Saved entries:
+++++

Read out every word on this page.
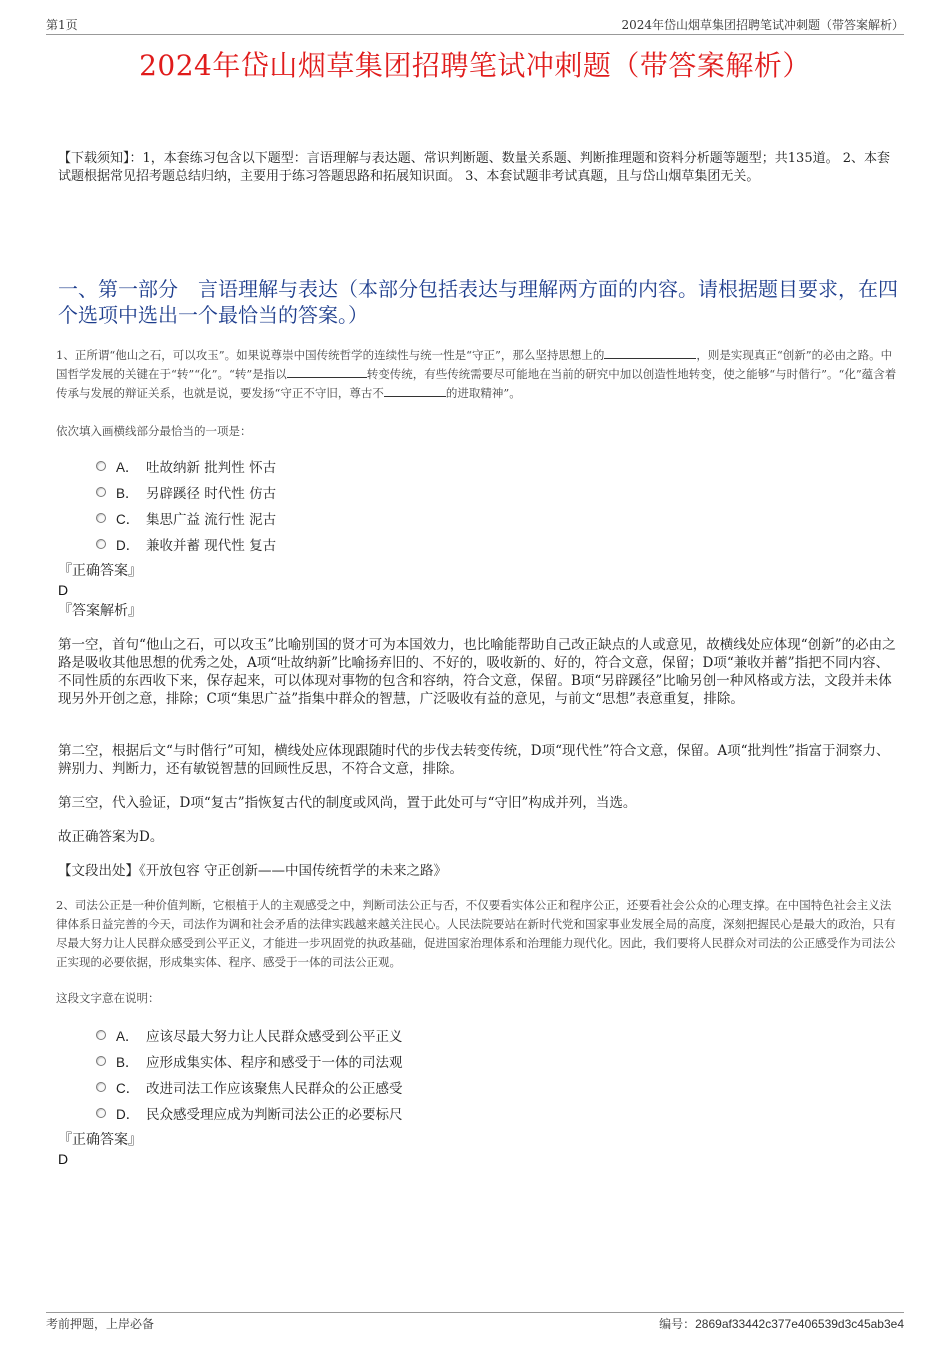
第1页	2024年岱山烟草集团招聘笔试冲刺题（带答案解析）
2024年岱山烟草集团招聘笔试冲刺题（带答案解析）
【下载须知】：1，本套练习包含以下题型：言语理解与表达题、常识判断题、数量关系题、判断推理题和资料分析题等题型；共135道。 2、本套试题根据常见招考题总结归纳，主要用于练习答题思路和拓展知识面。 3、本套试题非考试真题，且与岱山烟草集团无关。
一、第一部分　言语理解与表达（本部分包括表达与理解两方面的内容。请根据题目要求，在四个选项中选出一个最恰当的答案。）
1、正所谓“他山之石，可以攻玉”。如果说尊崇中国传统哲学的连续性与统一性是“守正”，那么坚持思想上的	，则是实现真正“创新”的必由之路。中国哲学发展的关键在于“转”“化”。“转”是指以	转变传统，有些传统需要尽可能地在当前的研究中加以创造性地转变，使之能够“与时偕行”。“化”蕴含着传承与发展的辩证关系，也就是说，要发扬“守正不守旧，尊古不	的进取精神”。
依次填入画横线部分最恰当的一项是：
A． 吐故纳新 批判性 怀古
B． 另辟蹊径 时代性 仿古
C． 集思广益 流行性 泥古
D． 兼收并蓄 现代性 复古
『正确答案』
D
『答案解析』
第一空，首句“他山之石，可以攻玉”比喻别国的贤才可为本国效力，也比喻能帮助自己改正缺点的人或意见，故横线处应体现“创新”的必由之路是吸收其他思想的优秀之处，A项“吐故纳新”比喻扬弃旧的、不好的，吸收新的、好的，符合文意，保留；D项“兼收并蓄”指把不同内容、不同性质的东西收下来，保存起来，可以体现对事物的包含和容纳，符合文意，保留。B项“另辟蹊径”比喻另创一种风格或方法，文段并未体现另外开创之意，排除；C项“集思广益”指集中群众的智慧，广泛吸收有益的意见，与前文“思想”表意重复，排除。
第二空，根据后文“与时偕行”可知，横线处应体现跟随时代的步伐去转变传统，D项“现代性”符合文意，保留。A项“批判性”指富于洞察力、辨别力、判断力，还有敏锐智慧的回顾性反思，不符合文意，排除。
第三空，代入验证，D项“复古”指恢复古代的制度或风尚，置于此处可与“守旧”构成并列，当选。
故正确答案为D。
【文段出处】《开放包容 守正创新——中国传统哲学的未来之路》
2、司法公正是一种价值判断，它根植于人的主观感受之中，判断司法公正与否，不仅要看实体公正和程序公正，还要看社会公众的心理支撑。在中国特色社会主义法律体系日益完善的今天，司法作为调和社会矛盾的法律实践越来越关注民心。人民法院要站在新时代党和国家事业发展全局的高度，深刻把握民心是最大的政治，只有尽最大努力让人民群众感受到公平正义，才能进一步巩固党的执政基础，促进国家治理体系和治理能力现代化。因此，我们要将人民群众对司法的公正感受作为司法公正实现的必要依据，形成集实体、程序、感受于一体的司法公正观。
这段文字意在说明：
A． 应该尽最大努力让人民群众感受到公平正义
B． 应形成集实体、程序和感受于一体的司法观
C． 改进司法工作应该聚焦人民群众的公正感受
D． 民众感受理应成为判断司法公正的必要标尺
『正确答案』
D
考前押题，上岸必备	编号：2869af33442c377e406539d3c45ab3e4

+++++

Task goal:
Using the material above, return every line exactly as it appears, minus the pictures.

Expected answer:
Read out every word on this page.
第1页	2024年岱山烟草集团招聘笔试冲刺题（带答案解析）
2024年岱山烟草集团招聘笔试冲刺题（带答案解析）
【下载须知】：1，本套练习包含以下题型：言语理解与表达题、常识判断题、数量关系题、判断推理题和资料分析题等题型；共135道。 2、本套试题根据常见招考题总结归纳，主要用于练习答题思路和拓展知识面。 3、本套试题非考试真题，且与岱山烟草集团无关。
一、第一部分　言语理解与表达（本部分包括表达与理解两方面的内容。请根据题目要求，在四个选项中选出一个最恰当的答案。）
1、正所谓“他山之石，可以攻玉”。如果说尊崇中国传统哲学的连续性与统一性是“守正”，那么坚持思想上的	，则是实现真正“创新”的必由之路。中国哲学发展的关键在于“转”“化”。“转”是指以	转变传统，有些传统需要尽可能地在当前的研究中加以创造性地转变，使之能够“与时偕行”。“化”蕴含着传承与发展的辩证关系，也就是说，要发扬“守正不守旧，尊古不	的进取精神”。
依次填入画横线部分最恰当的一项是：
A． 吐故纳新 批判性 怀古
B． 另辟蹊径 时代性 仿古
C． 集思广益 流行性 泥古
D． 兼收并蓄 现代性 复古
『正确答案』
D
『答案解析』
第一空，首句“他山之石，可以攻玉”比喻别国的贤才可为本国效力，也比喻能帮助自己改正缺点的人或意见，故横线处应体现“创新”的必由之路是吸收其他思想的优秀之处，A项“吐故纳新”比喻扬弃旧的、不好的，吸收新的、好的，符合文意，保留；D项“兼收并蓄”指把不同内容、不同性质的东西收下来，保存起来，可以体现对事物的包含和容纳，符合文意，保留。B项“另辟蹊径”比喻另创一种风格或方法，文段并未体现另外开创之意，排除；C项“集思广益”指集中群众的智慧，广泛吸收有益的意见，与前文“思想”表意重复，排除。
第二空，根据后文“与时偕行”可知，横线处应体现跟随时代的步伐去转变传统，D项“现代性”符合文意，保留。A项“批判性”指富于洞察力、辨别力、判断力，还有敏锐智慧的回顾性反思，不符合文意，排除。
第三空，代入验证，D项“复古”指恢复古代的制度或风尚，置于此处可与“守旧”构成并列，当选。
故正确答案为D。
【文段出处】《开放包容 守正创新——中国传统哲学的未来之路》
2、司法公正是一种价值判断，它根植于人的主观感受之中，判断司法公正与否，不仅要看实体公正和程序公正，还要看社会公众的心理支撑。在中国特色社会主义法律体系日益完善的今天，司法作为调和社会矛盾的法律实践越来越关注民心。人民法院要站在新时代党和国家事业发展全局的高度，深刻把握民心是最大的政治，只有尽最大努力让人民群众感受到公平正义，才能进一步巩固党的执政基础，促进国家治理体系和治理能力现代化。因此，我们要将人民群众对司法的公正感受作为司法公正实现的必要依据，形成集实体、程序、感受于一体的司法公正观。
这段文字意在说明：
A． 应该尽最大努力让人民群众感受到公平正义
B． 应形成集实体、程序和感受于一体的司法观
C． 改进司法工作应该聚焦人民群众的公正感受
D． 民众感受理应成为判断司法公正的必要标尺
『正确答案』
D
考前押题，上岸必备	编号：2869af33442c377e406539d3c45ab3e4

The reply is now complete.